(Stored records)
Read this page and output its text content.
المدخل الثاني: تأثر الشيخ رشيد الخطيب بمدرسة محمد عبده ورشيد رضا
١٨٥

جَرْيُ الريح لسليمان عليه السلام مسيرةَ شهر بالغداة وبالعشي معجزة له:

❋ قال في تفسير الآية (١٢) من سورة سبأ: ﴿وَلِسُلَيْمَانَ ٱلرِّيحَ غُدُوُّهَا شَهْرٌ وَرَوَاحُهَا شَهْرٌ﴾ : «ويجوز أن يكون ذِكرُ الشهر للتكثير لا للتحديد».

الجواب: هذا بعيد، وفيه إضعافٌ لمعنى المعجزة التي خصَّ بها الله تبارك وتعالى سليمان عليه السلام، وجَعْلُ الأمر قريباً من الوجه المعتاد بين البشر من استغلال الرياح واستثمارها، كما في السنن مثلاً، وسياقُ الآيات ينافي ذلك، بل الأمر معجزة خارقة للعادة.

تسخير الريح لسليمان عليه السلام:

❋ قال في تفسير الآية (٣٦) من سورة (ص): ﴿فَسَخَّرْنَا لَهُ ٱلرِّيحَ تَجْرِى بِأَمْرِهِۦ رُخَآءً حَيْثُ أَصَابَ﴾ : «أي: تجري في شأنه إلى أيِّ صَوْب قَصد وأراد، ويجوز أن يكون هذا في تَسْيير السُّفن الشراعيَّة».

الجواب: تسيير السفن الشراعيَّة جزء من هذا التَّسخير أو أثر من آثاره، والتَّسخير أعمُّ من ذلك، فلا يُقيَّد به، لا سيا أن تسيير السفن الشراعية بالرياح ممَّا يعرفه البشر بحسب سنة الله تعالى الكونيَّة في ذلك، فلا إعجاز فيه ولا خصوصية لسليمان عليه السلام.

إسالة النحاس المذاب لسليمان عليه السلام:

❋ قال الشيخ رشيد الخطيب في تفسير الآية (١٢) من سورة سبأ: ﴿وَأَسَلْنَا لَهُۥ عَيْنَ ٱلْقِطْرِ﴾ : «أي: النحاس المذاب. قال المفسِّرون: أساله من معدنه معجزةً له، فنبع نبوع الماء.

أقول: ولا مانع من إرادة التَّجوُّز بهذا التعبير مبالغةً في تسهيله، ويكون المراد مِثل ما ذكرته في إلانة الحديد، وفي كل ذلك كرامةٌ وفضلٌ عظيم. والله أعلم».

--

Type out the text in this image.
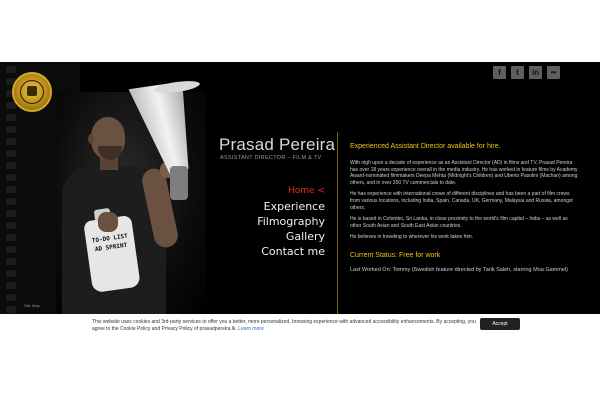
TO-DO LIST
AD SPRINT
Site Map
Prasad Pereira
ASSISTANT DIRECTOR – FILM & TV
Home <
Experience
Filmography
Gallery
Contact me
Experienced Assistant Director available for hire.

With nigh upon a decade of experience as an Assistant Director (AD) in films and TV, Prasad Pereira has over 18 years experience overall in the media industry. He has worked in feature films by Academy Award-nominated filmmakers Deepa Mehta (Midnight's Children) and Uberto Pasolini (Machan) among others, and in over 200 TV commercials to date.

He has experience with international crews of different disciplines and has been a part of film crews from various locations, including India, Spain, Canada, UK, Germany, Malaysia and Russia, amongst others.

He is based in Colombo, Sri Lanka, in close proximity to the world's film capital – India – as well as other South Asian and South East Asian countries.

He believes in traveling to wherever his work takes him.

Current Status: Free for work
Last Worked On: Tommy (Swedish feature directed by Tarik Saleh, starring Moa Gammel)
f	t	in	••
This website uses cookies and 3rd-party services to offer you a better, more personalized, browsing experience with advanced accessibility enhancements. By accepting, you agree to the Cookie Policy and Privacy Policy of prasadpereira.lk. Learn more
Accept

▸ EXERCISE TASK: Above are the records. Identify each line that contains the word "الشراعي".

▸ SOLUTION FOR THIS TASK:
❋ قال في تفسير الآية (٣٦) من سورة (ص): ﴿فَسَخَّرْنَا لَهُ ٱلرِّيحَ تَجْرِى بِأَمْرِهِۦ رُخَآءً حَيْثُ أَصَابَ﴾ : «أي: تجري في شأنه إلى أيِّ صَوْب قَصد وأراد، ويجوز أن يكون هذا في تَسْيير السُّفن الشراعيَّة».
الجواب: تسيير السفن الشراعيَّة جزء من هذا التَّسخير أو أثر من آثاره، والتَّسخير أعمُّ من ذلك، فلا يُقيَّد به، لا سيا أن تسيير السفن الشراعية بالرياح ممَّا يعرفه البشر بحسب سنة الله تعالى الكونيَّة في ذلك، فلا إعجاز فيه ولا خصوصية لسليمان عليه السلام.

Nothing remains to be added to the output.